## Set exercise
Extract each line in the records below that contains the string "column".

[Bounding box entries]
** begin **
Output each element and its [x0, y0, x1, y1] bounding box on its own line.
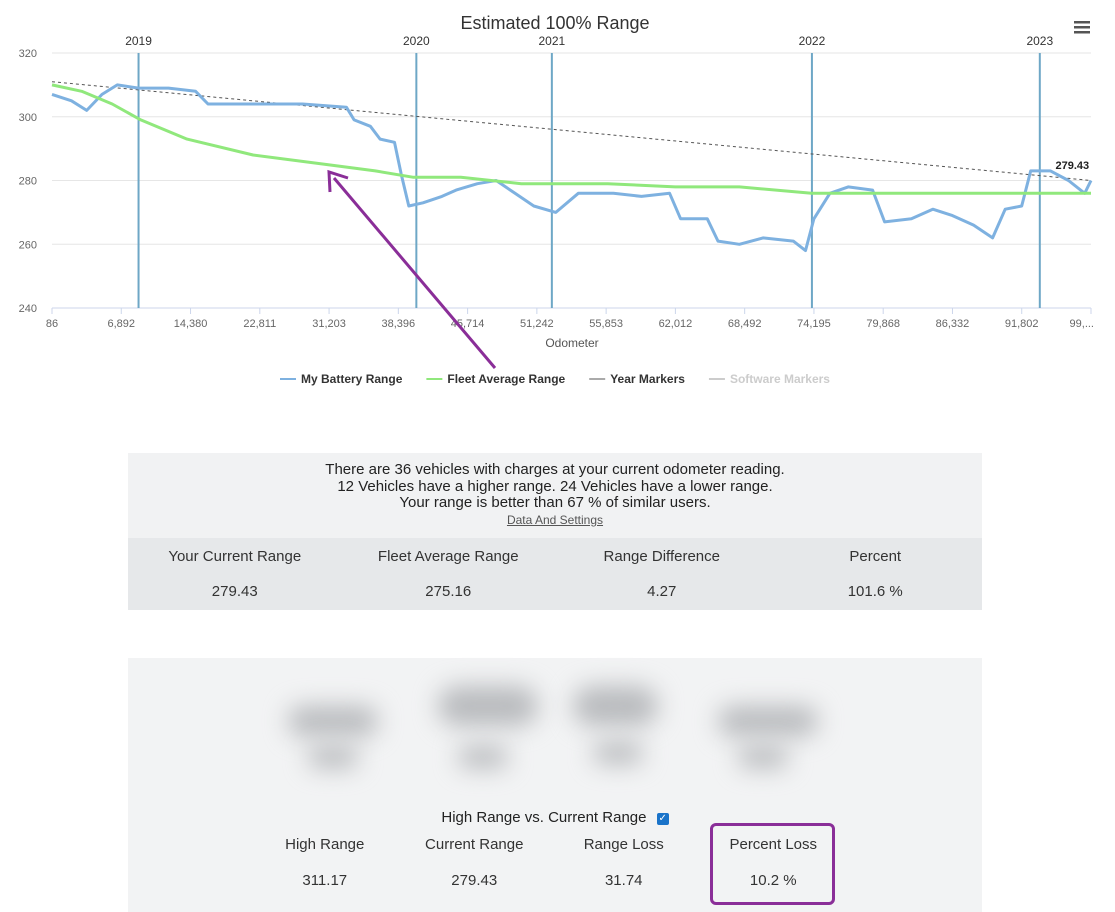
- column-header: Current Range: [425, 836, 524, 853]
- checkbox[interactable]: ✓: [656, 813, 669, 825]
- cell-value: 279.43: [451, 872, 498, 889]
- legend-label: Software Markers: [730, 372, 830, 386]
- settings-link[interactable]: Data And Settings: [506, 512, 604, 527]
- cell-value: 101.6 %: [847, 583, 903, 600]
- chart: Estimated 100% Range Odometer 240 260 280 3…: [19, 13, 1094, 386]
- x-tick-label: 86: [46, 318, 58, 330]
- summary-line: There are 36 vehicles with charges at yo…: [325, 461, 785, 478]
- cell-value: 279.43: [211, 583, 258, 600]
- year-label: 2023: [1026, 34, 1053, 48]
- year-label: 2020: [403, 34, 430, 48]
- year-label: 2021: [539, 34, 566, 48]
- column-header: Percent: [849, 548, 902, 565]
- year-label: 2022: [799, 34, 826, 48]
- y-tick-label: 260: [19, 239, 37, 251]
- x-tick-label: 91,802: [1005, 318, 1039, 330]
- y-tick-label: 280: [19, 176, 37, 188]
- x-axis-title: Odometer: [545, 336, 598, 350]
- x-tick-label: 68,492: [728, 318, 762, 330]
- data-label: 279.43: [1056, 160, 1090, 172]
- chart-title: Estimated 100% Range: [460, 13, 649, 33]
- column-header: Range Loss: [583, 836, 664, 853]
- x-tick-label: 74,195: [797, 318, 831, 330]
- summary-line: 12 Vehicles have a higher range. 24 Vehi…: [337, 477, 773, 495]
- x-tick-label: 31,203: [312, 318, 346, 330]
- x-tick-label: 79,868: [866, 318, 900, 330]
- cell-value: 311.17: [302, 872, 348, 889]
- legend-item[interactable]: My Battery Range: [280, 372, 403, 386]
- column-header: Fleet Average Range: [377, 548, 519, 565]
- column-header: Range Difference: [603, 548, 720, 565]
- x-tick-label: 86,332: [936, 318, 970, 330]
- series-line: [51, 83, 1091, 195]
- x-tick-label: 55,853: [589, 318, 623, 330]
- legend-item[interactable]: Software Markers: [708, 372, 830, 386]
- legend-label: My Battery Range: [301, 372, 403, 386]
- legend-item[interactable]: Fleet Average Range: [426, 372, 566, 386]
- legend-label: Fleet Average Range: [447, 372, 565, 386]
- menu-icon[interactable]: [1074, 21, 1090, 34]
- x-tick-label: 6,892: [108, 318, 136, 330]
- cell-value: 31.74: [604, 872, 643, 889]
- highlight-box: [710, 823, 835, 905]
- legend-label: Year Markers: [610, 372, 685, 386]
- x-tick-label: 99,...: [1070, 318, 1094, 330]
- y-tick-label: 300: [19, 112, 37, 124]
- x-tick-label: 51,242: [520, 318, 554, 330]
- annotation-arrow: [327, 169, 497, 369]
- x-tick-label: 14,380: [174, 318, 208, 330]
- summary-line: Your range is better than 67 % of simila…: [399, 494, 711, 511]
- y-tick-label: 320: [19, 48, 37, 60]
- checkbox-label: High Range vs. Current Range: [441, 809, 647, 826]
- summary-panel: There are 36 vehicles with charges at yo…: [128, 453, 982, 610]
- trend-line: [51, 81, 1092, 181]
- loss-panel: High Range vs. Current Range ✓ High Rang…: [128, 658, 982, 912]
- column-header: Your Current Range: [168, 548, 302, 565]
- column-header: High Range: [285, 836, 365, 853]
- cell-value: 4.27: [647, 583, 677, 600]
- series-line: [51, 83, 1093, 253]
- column-header: Percent Loss: [729, 836, 818, 853]
- x-tick-label: 62,012: [659, 318, 693, 330]
- cell-value: 10.2 %: [749, 872, 797, 889]
- legend-item[interactable]: Year Markers: [589, 372, 685, 386]
- x-tick-label: 22,811: [243, 318, 276, 330]
- year-label: 2019: [125, 34, 152, 48]
- x-tick-label: 38,396: [382, 318, 416, 330]
- cell-value: 275.16: [425, 583, 472, 600]
- y-tick-label: 240: [19, 303, 37, 315]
** end **
## Exercise output
- column-header: Current Range: [425, 836, 524, 853]
- column-header: Percent: [849, 548, 902, 565]
- column-header: Range Loss: [583, 836, 664, 853]
- column-header: Fleet Average Range: [377, 548, 519, 565]
- column-header: Range Difference: [603, 548, 720, 565]
- column-header: Your Current Range: [168, 548, 302, 565]
- column-header: High Range: [285, 836, 365, 853]
- column-header: Percent Loss: [729, 836, 818, 853]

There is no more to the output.